Document section:
** start **

I have to say I would never plan to wipe out a party of PCs. Nor would I want to play in a campaign where such was planned.

Quirks of fate? Yeah, I put the team up against a 50/50 odds in the beginning to set the tone of the campaign and a lot of PCs ended up dying. But only before many of the decisions made were recognized as bad ones and PCs shaped up to living in a dangerous world.
 

I once placed a puzzle door straight out of the FFG Traps and Treachery book outside of a treasure room. It was intended to give them something to do other than fighting. It was a simple cryptogram, and the players had solved the entire puzzle except for one word (I believe the word was "egress"). They spent about a half hour mulling over and over this one word, of which only the G was missing. Out of boredom, I finally demanded a decision. They decided that this word was a trick and didn't follow the rest of the cryptogram's solution, but instead contained more than one letter substitution for the character representing G. They decided the real word had to be empress. :confused:

Well...

The door had four symbols of death on it that would activate if the correct word (egress) was not spoken. Each party member approached the door one at a time. Four party members, four symbols of death, four failed saves.
What gets me is that they tried the same wrong solution four times. Even after they had decided that it was the wrong answer, and that the correct word indeed was egress, they still walked up to the door like lemmings, one right after the other, and uttered the wrong word!
 

howandwhy99 said:
I have to say I would never plan to wipe out a party of PCs. Nor would I want to play in a campaign where such was planned.

** end **

Material:

** start **

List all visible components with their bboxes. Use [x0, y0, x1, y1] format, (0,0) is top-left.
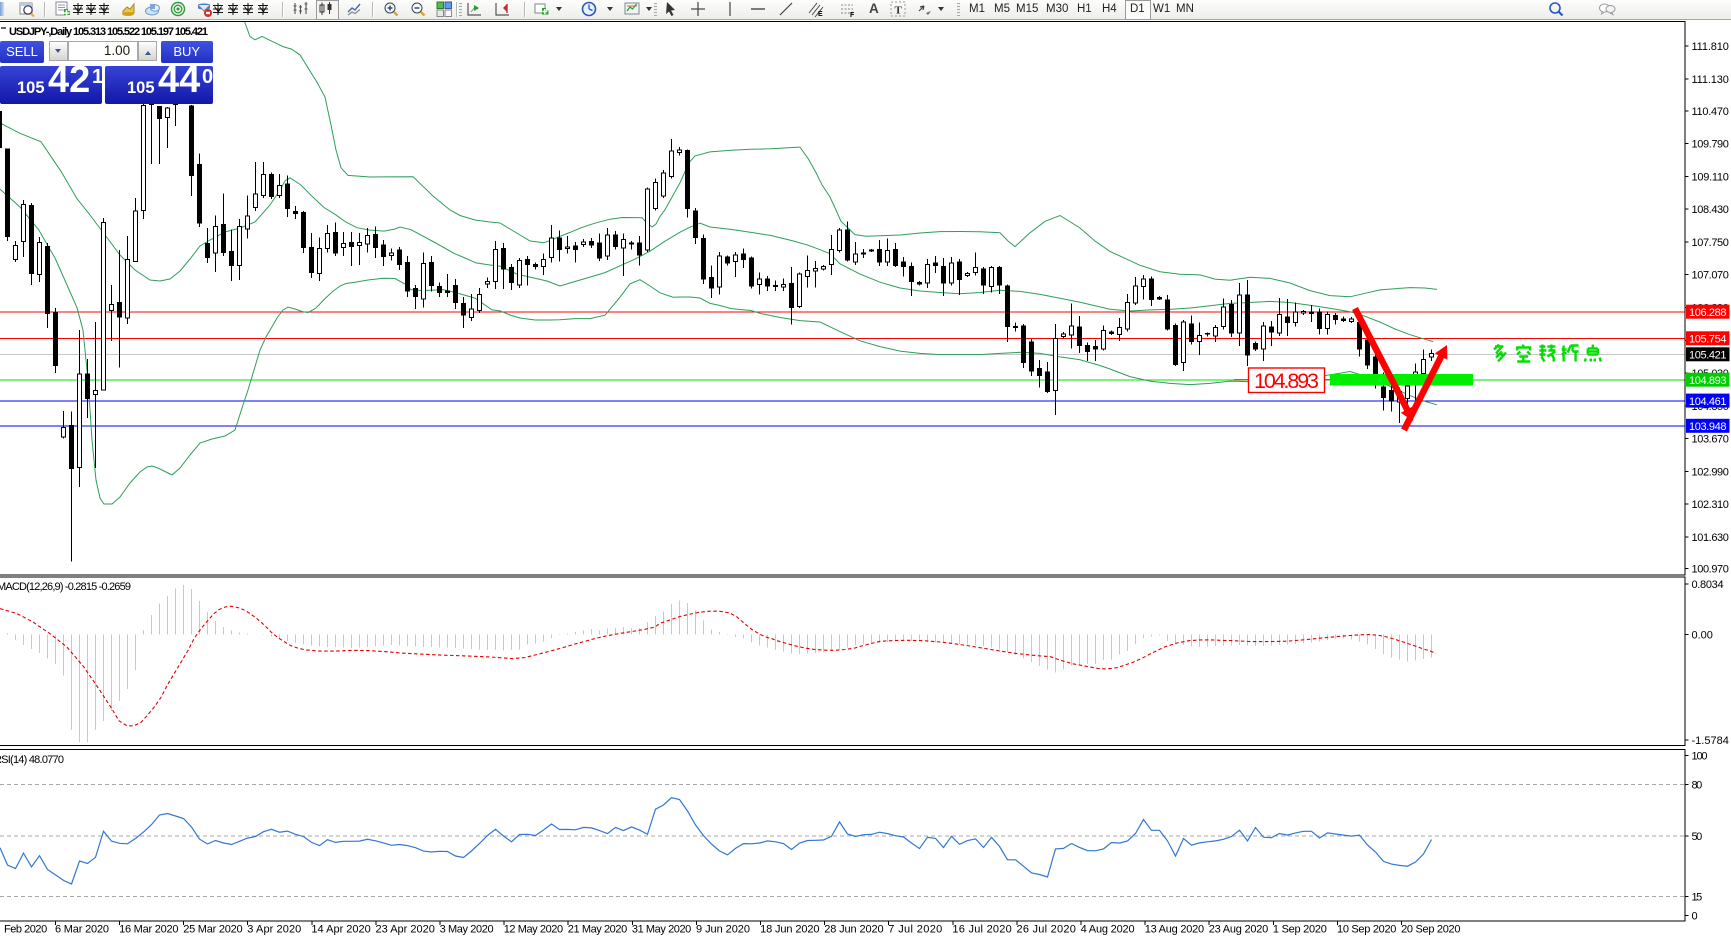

** end **

Instructions:
1: Using the forum post, answer each question below on its own line.
(a) From which book was the puzzle door taken?
(b) What word was the correct solution to the cryptogram?
(c) How many symbols of death were on the door?
2: Write out the passage of the forum post starting with "Quirks of fate?" and going on through "a dangerous world.", keeping every word and mark unchanged.

Solutions to the problems:
1:
(a) The FFG Traps and Treachery book.
(b) Egress.
(c) Four.

2:
Quirks of fate? Yeah, I put the team up against a 50/50 odds in the beginning to set the tone of the campaign and a lot of PCs ended up dying. But only before many of the decisions made were recognized as bad ones and PCs shaped up to living in a dangerous world.